> _OBJECTIVE_:
Take each line that has the word "Recreation" and return it.

> _DATA TO USE_:
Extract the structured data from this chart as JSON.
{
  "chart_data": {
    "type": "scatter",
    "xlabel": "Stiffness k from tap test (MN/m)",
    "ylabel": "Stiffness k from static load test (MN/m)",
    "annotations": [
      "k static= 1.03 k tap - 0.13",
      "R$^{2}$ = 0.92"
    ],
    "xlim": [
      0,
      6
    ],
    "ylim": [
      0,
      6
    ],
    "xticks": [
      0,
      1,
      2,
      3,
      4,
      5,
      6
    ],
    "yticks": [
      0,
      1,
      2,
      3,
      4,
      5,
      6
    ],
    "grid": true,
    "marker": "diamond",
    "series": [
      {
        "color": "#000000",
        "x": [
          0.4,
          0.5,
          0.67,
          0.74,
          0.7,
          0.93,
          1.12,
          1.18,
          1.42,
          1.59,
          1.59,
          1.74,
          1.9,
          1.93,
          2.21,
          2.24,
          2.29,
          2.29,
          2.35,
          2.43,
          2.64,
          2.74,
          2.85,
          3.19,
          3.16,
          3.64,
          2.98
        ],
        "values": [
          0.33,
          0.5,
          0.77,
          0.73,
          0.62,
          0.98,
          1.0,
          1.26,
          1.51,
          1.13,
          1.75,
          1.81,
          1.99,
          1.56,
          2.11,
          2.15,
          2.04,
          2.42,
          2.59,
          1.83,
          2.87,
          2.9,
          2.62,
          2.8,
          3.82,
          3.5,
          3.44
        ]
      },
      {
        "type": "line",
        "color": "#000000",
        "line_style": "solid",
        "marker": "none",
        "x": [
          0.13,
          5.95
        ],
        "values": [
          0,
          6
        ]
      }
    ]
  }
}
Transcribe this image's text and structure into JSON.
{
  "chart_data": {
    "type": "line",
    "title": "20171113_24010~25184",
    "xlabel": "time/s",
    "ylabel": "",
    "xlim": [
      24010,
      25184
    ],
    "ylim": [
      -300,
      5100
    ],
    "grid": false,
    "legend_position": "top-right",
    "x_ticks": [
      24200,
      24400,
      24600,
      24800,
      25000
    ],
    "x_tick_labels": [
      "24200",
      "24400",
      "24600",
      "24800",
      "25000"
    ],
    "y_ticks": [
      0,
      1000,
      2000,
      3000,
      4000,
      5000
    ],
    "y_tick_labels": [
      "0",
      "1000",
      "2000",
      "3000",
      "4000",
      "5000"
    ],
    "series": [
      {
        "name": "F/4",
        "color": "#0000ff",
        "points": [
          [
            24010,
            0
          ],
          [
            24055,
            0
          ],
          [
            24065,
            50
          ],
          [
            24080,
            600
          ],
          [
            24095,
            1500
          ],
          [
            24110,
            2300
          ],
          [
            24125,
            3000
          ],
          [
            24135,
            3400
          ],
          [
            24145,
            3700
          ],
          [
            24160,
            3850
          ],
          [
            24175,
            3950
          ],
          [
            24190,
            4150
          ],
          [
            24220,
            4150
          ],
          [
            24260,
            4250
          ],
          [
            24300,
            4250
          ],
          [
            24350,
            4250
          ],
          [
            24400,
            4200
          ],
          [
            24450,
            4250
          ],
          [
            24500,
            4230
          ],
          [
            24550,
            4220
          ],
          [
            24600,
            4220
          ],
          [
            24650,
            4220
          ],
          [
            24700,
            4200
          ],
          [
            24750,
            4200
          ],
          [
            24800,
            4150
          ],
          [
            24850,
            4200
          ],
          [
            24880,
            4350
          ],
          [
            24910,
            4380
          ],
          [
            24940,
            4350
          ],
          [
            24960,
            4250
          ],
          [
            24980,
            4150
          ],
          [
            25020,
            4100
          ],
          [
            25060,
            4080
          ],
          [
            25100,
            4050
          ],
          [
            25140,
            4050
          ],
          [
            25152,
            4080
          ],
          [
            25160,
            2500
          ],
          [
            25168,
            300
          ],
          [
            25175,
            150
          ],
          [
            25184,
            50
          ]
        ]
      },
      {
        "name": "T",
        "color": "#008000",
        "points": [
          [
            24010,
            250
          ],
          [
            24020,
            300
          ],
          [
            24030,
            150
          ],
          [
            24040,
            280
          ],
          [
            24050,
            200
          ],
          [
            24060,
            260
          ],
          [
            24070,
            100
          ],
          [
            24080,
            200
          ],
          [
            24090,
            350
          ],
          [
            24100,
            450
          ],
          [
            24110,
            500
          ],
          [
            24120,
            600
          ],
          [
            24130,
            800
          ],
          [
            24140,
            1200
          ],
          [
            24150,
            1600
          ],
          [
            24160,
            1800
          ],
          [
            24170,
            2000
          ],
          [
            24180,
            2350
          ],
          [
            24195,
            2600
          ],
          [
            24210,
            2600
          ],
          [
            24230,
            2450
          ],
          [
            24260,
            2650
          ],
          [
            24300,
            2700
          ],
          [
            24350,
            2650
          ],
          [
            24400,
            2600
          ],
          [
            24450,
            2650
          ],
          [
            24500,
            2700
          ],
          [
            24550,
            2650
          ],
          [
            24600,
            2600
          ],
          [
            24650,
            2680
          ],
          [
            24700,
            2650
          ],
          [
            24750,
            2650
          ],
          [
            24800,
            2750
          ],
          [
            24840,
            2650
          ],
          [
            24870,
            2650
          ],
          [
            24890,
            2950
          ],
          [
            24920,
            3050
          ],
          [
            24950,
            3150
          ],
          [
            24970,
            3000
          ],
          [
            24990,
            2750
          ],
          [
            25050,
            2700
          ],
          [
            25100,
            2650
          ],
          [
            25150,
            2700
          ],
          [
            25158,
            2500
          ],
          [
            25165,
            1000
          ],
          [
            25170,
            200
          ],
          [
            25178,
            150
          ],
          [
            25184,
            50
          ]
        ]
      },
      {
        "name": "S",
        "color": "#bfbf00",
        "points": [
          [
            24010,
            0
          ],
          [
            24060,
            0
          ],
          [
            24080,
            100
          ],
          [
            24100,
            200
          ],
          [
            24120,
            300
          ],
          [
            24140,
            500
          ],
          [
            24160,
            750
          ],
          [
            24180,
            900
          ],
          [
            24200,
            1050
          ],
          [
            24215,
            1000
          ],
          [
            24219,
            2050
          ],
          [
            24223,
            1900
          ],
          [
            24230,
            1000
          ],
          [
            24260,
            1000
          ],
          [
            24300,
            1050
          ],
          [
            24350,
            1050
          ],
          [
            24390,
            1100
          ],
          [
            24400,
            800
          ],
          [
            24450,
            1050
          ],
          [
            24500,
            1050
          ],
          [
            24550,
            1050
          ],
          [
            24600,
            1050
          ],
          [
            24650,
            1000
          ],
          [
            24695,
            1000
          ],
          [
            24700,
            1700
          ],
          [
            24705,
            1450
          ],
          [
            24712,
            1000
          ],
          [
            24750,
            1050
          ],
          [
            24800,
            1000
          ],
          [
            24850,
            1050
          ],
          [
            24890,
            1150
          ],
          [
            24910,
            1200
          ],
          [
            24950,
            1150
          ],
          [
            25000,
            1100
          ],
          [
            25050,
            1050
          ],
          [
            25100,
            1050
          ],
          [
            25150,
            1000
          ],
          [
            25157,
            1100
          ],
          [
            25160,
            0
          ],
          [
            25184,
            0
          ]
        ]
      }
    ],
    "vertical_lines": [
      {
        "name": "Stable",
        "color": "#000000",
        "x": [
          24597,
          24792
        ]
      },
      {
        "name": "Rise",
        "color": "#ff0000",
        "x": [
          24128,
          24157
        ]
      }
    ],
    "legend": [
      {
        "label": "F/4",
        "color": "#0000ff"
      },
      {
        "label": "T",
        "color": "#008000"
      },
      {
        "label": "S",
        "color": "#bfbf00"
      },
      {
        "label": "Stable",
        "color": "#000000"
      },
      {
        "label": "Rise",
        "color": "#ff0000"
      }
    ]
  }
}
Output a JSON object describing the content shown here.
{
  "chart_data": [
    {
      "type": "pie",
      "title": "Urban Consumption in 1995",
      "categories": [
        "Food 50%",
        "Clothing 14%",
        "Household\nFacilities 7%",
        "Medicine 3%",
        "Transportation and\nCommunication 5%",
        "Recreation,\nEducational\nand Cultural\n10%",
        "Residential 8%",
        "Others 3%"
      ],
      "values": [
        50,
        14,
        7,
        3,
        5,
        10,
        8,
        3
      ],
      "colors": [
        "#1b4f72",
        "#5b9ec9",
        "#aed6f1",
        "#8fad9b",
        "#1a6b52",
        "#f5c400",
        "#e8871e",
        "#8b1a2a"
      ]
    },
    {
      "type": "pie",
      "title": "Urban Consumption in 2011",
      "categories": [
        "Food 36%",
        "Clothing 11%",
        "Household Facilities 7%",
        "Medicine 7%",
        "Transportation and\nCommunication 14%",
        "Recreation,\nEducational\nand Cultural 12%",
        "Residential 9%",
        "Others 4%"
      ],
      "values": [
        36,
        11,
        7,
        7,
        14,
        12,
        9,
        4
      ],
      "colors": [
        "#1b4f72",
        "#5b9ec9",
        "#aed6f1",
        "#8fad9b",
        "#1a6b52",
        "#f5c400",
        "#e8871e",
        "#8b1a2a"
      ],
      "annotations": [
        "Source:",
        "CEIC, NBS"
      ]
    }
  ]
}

> _FULL ANSWER_:
        "Recreation,\nEducational\nand Cultural\n10%",
        "Recreation,\nEducational\nand Cultural 12%",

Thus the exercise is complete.